● WORK REQUIRED
Using the entries that follow, collect the lines where the word "zapnutí" appears.

● MATERIALS PROVIDED
start

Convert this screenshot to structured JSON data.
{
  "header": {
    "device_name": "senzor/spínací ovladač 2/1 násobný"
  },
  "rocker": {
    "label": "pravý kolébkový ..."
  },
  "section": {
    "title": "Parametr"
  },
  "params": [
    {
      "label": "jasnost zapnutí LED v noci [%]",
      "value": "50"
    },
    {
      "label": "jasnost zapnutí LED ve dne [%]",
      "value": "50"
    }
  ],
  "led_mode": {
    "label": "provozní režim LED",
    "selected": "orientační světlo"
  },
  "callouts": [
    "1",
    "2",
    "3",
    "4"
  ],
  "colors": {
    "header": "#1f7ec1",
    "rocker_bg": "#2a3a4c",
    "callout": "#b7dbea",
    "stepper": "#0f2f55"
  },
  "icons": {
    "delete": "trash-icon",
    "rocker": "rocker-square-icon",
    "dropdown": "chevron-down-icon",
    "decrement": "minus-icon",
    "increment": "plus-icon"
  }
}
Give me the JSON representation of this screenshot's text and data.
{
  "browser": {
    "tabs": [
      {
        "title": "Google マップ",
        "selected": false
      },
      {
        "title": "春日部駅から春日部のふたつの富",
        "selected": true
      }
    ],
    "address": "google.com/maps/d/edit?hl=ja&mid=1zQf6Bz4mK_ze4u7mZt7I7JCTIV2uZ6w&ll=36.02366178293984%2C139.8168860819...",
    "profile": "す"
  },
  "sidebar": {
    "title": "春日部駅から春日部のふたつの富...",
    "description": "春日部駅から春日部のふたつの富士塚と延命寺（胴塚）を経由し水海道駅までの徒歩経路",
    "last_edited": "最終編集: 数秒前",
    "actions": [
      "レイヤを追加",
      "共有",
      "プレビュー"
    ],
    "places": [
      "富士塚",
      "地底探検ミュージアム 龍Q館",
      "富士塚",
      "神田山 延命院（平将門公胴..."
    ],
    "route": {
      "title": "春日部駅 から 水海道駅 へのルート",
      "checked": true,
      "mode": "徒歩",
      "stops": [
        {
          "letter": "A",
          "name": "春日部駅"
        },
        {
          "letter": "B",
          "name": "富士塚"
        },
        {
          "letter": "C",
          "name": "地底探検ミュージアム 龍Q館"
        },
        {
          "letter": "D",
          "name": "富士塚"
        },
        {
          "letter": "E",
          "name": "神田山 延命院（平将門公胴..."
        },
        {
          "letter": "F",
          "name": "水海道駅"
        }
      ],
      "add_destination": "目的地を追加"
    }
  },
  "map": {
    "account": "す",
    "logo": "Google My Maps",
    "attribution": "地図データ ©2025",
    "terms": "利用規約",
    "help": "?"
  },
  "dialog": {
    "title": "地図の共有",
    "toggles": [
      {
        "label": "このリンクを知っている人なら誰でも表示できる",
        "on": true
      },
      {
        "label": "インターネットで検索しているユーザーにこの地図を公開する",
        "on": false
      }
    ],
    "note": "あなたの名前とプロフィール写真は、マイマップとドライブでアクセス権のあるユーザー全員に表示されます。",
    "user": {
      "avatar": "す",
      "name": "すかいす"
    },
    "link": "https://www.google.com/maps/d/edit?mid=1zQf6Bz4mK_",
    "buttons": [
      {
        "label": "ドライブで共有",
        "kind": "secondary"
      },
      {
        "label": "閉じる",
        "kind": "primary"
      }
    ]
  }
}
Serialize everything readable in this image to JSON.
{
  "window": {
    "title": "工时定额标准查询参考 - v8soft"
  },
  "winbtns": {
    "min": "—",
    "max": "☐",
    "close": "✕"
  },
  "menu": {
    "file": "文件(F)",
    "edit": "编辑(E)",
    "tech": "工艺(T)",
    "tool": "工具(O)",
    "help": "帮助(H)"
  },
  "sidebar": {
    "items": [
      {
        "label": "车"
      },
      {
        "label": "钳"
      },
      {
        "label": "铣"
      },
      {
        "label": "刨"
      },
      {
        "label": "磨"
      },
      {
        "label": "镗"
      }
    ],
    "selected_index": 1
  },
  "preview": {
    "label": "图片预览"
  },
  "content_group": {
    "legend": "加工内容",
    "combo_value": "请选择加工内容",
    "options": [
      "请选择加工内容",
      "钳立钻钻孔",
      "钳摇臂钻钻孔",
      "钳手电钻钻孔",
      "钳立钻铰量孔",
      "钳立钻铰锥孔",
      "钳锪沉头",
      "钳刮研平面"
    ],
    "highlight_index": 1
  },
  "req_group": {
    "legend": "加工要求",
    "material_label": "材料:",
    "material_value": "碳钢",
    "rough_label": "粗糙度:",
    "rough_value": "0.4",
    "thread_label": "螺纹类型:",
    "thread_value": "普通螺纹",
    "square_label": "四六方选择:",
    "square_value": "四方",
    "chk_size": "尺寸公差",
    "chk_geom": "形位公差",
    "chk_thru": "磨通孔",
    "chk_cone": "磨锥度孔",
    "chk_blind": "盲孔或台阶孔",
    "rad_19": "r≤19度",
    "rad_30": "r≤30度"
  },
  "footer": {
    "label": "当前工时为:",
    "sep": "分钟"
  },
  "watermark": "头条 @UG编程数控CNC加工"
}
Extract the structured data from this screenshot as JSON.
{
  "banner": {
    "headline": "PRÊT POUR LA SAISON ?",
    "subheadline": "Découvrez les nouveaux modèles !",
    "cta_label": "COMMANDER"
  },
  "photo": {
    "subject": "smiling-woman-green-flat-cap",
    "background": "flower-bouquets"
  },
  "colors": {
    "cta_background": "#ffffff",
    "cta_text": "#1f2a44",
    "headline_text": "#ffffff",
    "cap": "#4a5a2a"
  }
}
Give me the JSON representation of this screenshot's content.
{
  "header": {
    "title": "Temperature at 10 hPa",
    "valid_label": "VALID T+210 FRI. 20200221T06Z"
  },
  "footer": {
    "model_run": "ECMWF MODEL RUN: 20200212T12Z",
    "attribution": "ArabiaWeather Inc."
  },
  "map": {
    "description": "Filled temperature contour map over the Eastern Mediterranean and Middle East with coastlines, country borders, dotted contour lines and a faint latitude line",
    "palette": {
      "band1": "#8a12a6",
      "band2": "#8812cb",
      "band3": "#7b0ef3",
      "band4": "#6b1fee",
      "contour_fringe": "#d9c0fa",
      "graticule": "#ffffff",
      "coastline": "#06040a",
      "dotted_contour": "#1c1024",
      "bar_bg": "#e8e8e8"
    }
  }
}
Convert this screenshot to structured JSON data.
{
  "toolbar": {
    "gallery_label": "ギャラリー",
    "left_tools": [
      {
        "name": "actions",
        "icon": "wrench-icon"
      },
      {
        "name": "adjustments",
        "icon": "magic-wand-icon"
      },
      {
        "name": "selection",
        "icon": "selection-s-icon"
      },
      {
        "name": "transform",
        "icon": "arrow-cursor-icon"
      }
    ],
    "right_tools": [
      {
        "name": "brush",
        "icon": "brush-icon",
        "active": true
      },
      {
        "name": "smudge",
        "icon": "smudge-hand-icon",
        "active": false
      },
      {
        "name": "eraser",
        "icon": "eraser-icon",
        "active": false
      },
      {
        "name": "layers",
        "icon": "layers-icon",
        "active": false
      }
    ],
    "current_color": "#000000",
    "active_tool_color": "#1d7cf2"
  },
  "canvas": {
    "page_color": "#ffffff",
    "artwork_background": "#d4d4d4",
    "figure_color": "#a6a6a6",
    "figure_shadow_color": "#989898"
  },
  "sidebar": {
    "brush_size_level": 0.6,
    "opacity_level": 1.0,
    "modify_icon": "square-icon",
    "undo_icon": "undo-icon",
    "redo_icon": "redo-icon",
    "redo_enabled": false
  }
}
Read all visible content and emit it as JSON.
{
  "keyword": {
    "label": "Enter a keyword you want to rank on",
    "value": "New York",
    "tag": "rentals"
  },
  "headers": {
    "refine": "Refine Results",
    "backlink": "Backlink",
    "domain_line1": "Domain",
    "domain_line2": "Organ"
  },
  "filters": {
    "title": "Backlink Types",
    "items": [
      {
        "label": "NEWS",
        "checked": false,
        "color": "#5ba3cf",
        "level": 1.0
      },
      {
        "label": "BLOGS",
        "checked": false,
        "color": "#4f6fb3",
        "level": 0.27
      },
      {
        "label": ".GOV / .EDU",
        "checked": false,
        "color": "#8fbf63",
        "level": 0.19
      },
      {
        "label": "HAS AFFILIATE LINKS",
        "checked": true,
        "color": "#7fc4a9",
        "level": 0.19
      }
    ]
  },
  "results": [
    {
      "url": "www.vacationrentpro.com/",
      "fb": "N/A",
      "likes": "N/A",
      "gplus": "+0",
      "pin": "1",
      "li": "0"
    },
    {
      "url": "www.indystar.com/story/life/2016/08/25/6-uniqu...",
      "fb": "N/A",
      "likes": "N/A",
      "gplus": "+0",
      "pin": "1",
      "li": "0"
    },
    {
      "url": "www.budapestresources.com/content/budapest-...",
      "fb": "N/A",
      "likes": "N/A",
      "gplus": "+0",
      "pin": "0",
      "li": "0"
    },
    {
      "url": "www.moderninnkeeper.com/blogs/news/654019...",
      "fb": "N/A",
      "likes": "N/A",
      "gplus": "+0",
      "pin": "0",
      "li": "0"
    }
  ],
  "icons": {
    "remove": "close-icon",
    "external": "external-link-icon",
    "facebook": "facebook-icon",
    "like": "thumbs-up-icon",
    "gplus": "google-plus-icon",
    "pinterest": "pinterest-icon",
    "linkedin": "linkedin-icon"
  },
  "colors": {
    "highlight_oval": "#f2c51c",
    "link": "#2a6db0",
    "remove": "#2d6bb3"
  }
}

end

● RESPONSE BELOW
      "label": "jasnost zapnutí LED v noci [%]",
      "label": "jasnost zapnutí LED ve dne [%]",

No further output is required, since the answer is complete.